**Page extract**

Sounds like this paper might help you:
Predicting Multiple Performance Metrics for Queries: Better Decisions
Enabled by Machine Learning by Ganapathi, Archana, Harumi Kuno,
Umeshwar Daval, Janet Wiener, Armando Fox, Michael Jordan, & David
On Sat, Apr 16, 2011 at 1:19 PM, Stephen Boesch <[EMAIL PROTECTED]> wrote:
> some additional thoughts about the the 'variables' involved in
> characterizing the M/R application itself.
> - the configuration of the cluster for numbers of mappers vs reducers
> compared to the characteristics (amount of work/procesing) required in each
> of the map/shuffle/reduce stages
> - is the application using multiple chained M/R stages? Multi stage
> M/R's are more difficult to tune properly in terms of keeping all workers
> busy . That may be challenging to model.
> 2011/4/16 Stephen Boesch <[EMAIL PROTECTED]>
> > You could consider two scenarios / set of requirements for your estimator:
> > 1. Allow it to 'learn' from certain input data and then project running
> > times of similar (or moderately dissimilar) workloads. So the first steps
> > could be to define a couple of relatively small "control" M/R jobs on a
> > small-ish dataset and throw it at the unknown (cluster-under-test) hdfs/ M/R
> > cluster. Try to design the "control" M/R job in a way that it will be
> > able to completely load down all of the available DataNodes in the
> > cluster-under-test for at least a brief period of time. Then you wlil
> > have obtained a decent signal on the capabilities of the cluster under test
> > and may allow a relatively high degree of predictive accuracy for even much
> > larger jobs
> > 2. If instead it were your goal to drive the predictions off of a
> > purely mathematical model - in your terms the "application" and "base file
> > system" - and without any empirical data - then here is an alternative
> > approach.

**Given information**
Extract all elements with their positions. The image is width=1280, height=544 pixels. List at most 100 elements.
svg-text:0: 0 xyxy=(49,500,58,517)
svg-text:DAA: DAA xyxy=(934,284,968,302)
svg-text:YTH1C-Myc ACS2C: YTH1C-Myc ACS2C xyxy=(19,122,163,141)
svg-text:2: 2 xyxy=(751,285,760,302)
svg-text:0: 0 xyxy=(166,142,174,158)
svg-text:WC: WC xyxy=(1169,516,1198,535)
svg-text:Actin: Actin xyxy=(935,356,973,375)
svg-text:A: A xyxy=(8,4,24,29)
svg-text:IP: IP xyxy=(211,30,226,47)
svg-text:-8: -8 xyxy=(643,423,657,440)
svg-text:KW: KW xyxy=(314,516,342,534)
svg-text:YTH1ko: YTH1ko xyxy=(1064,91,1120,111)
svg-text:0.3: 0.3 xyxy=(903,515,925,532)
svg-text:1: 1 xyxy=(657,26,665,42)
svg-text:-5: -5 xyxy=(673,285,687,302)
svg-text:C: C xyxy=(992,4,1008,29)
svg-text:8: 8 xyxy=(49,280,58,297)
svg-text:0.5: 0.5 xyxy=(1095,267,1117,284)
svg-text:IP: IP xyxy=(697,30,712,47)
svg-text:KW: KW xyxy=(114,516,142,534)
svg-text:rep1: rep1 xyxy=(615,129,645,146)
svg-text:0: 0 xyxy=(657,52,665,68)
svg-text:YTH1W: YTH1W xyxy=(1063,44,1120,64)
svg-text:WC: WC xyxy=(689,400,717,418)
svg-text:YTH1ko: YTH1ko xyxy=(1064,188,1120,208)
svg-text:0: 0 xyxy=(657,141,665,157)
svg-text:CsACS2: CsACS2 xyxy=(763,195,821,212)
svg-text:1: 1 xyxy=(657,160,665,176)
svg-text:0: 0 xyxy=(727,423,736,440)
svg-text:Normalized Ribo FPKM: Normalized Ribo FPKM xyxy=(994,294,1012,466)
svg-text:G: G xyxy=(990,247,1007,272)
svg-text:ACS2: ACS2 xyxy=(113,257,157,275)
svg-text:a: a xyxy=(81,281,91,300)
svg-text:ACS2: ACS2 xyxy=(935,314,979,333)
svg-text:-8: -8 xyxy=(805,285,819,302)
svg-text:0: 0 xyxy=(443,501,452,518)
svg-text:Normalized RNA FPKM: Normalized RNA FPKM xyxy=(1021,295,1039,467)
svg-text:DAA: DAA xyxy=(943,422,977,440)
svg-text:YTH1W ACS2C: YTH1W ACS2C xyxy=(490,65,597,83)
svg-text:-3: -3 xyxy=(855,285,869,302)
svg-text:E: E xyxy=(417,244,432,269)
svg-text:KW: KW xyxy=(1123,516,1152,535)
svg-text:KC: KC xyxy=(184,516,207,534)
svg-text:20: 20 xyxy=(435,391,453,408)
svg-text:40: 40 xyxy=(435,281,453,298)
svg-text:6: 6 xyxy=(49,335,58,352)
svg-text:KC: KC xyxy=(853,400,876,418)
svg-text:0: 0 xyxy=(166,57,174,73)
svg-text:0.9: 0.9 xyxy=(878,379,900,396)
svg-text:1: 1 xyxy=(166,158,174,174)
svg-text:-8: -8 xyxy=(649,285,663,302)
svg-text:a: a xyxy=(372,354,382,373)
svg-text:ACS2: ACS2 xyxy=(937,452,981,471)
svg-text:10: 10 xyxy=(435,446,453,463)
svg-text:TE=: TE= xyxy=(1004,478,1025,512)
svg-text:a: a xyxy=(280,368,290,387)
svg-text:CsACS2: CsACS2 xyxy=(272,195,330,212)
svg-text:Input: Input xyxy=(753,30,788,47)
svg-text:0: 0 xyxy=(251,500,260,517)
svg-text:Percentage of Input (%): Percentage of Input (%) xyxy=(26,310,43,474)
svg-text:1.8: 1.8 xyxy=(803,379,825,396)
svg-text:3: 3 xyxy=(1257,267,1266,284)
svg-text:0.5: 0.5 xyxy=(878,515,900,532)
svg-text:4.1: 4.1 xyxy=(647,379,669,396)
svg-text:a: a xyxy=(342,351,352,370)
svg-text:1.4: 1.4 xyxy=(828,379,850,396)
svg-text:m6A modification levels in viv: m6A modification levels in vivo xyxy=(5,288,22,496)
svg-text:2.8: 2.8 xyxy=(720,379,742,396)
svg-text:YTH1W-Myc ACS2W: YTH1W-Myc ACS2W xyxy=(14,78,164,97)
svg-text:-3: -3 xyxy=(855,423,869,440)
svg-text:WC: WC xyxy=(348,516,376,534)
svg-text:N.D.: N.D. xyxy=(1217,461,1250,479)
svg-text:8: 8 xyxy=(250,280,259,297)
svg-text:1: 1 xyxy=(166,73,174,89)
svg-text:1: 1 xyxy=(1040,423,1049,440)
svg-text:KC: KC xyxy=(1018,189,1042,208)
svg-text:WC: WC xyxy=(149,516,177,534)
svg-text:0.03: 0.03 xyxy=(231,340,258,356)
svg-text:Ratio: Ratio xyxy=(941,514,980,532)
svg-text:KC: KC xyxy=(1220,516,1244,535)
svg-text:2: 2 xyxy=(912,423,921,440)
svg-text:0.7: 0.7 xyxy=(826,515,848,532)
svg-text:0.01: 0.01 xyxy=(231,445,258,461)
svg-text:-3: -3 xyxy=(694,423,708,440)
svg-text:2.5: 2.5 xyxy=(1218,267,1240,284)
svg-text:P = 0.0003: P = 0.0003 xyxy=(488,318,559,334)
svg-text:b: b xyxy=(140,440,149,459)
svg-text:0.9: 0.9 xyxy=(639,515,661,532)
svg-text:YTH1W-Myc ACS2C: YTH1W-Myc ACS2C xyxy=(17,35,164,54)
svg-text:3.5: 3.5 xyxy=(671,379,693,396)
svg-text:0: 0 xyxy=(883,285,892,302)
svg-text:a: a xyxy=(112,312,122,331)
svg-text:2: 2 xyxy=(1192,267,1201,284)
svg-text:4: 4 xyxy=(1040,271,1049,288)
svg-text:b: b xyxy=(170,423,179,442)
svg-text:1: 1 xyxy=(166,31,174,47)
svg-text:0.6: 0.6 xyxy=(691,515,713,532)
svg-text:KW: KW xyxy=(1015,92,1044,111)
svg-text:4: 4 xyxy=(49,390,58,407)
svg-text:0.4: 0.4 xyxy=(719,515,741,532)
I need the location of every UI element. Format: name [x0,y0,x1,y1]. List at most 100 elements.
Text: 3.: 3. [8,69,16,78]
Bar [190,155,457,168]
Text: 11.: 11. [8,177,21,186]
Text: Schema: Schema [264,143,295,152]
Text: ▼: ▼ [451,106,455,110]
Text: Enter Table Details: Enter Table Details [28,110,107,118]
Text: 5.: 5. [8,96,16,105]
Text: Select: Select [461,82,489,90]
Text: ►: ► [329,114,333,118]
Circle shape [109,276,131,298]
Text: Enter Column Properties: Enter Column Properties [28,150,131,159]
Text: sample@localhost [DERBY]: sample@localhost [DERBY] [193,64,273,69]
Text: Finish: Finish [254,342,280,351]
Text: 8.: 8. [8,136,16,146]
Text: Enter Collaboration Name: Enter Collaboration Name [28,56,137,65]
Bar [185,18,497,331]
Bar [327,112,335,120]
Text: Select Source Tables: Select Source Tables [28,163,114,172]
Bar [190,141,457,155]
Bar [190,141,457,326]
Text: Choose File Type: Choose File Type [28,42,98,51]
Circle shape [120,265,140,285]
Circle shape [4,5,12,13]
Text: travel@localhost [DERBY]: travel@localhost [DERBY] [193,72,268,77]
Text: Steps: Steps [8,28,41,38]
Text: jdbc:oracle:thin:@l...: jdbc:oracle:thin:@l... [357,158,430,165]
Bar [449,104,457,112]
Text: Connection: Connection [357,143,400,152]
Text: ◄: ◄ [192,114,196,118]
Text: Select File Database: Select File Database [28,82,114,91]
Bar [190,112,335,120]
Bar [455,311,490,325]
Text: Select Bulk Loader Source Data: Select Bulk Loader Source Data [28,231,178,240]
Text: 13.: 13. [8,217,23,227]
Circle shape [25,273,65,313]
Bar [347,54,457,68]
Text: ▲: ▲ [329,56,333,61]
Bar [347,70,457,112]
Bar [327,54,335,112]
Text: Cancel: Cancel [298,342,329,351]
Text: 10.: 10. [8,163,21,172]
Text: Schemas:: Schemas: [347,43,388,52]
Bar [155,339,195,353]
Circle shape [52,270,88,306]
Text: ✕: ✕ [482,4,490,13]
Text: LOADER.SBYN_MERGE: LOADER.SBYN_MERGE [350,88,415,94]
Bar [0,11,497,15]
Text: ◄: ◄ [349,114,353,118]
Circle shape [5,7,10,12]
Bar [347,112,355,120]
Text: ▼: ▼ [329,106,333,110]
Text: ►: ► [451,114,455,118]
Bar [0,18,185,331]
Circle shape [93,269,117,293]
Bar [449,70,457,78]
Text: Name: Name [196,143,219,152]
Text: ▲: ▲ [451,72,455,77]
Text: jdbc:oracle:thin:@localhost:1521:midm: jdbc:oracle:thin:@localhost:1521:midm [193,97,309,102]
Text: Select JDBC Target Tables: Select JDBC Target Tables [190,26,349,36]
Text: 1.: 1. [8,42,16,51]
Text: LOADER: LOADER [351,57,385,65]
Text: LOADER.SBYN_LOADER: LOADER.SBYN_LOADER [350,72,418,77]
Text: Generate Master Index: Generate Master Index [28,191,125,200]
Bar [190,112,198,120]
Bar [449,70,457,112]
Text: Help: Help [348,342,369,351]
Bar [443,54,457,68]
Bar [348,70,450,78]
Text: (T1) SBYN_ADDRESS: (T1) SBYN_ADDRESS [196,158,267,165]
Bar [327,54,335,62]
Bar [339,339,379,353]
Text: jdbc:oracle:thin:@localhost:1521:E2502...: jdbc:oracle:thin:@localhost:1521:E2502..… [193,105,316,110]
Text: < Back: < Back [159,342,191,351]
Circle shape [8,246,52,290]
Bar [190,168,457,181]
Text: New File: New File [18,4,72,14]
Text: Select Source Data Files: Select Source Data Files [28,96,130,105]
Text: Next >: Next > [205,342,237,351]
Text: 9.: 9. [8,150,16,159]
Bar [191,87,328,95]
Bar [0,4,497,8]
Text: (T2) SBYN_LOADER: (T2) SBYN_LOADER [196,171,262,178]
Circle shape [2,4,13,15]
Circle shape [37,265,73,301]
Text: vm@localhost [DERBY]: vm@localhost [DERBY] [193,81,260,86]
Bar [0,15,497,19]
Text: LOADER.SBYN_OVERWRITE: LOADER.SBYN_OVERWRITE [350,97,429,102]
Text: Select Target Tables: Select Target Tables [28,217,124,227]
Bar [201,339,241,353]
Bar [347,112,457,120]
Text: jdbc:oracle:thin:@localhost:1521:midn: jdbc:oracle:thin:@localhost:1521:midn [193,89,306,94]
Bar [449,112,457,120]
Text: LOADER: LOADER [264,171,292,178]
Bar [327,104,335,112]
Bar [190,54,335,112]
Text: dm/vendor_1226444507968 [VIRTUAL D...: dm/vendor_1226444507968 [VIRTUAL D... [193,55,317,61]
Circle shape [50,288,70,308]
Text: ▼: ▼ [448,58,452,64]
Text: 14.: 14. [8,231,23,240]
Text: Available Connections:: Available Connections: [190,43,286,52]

**Set of tasks**
1. According to the MapReduce estimator thread, why should the "control" M/R job be designed to fully load all available DataNodes in the cluster under test?
2. What is the title of the paper recommended at the start of the MapReduce estimator thread?
The data has no connection to the MapReduce estimator thread.

**The replies**
1. Fully loading the DataNodes, even briefly, gives a decent signal of the cluster's capabilities. That may allow fairly accurate predictions even for much larger jobs.

2. Predicting Multiple Performance Metrics for Queries: Better Decisions Enabled by Machine Learning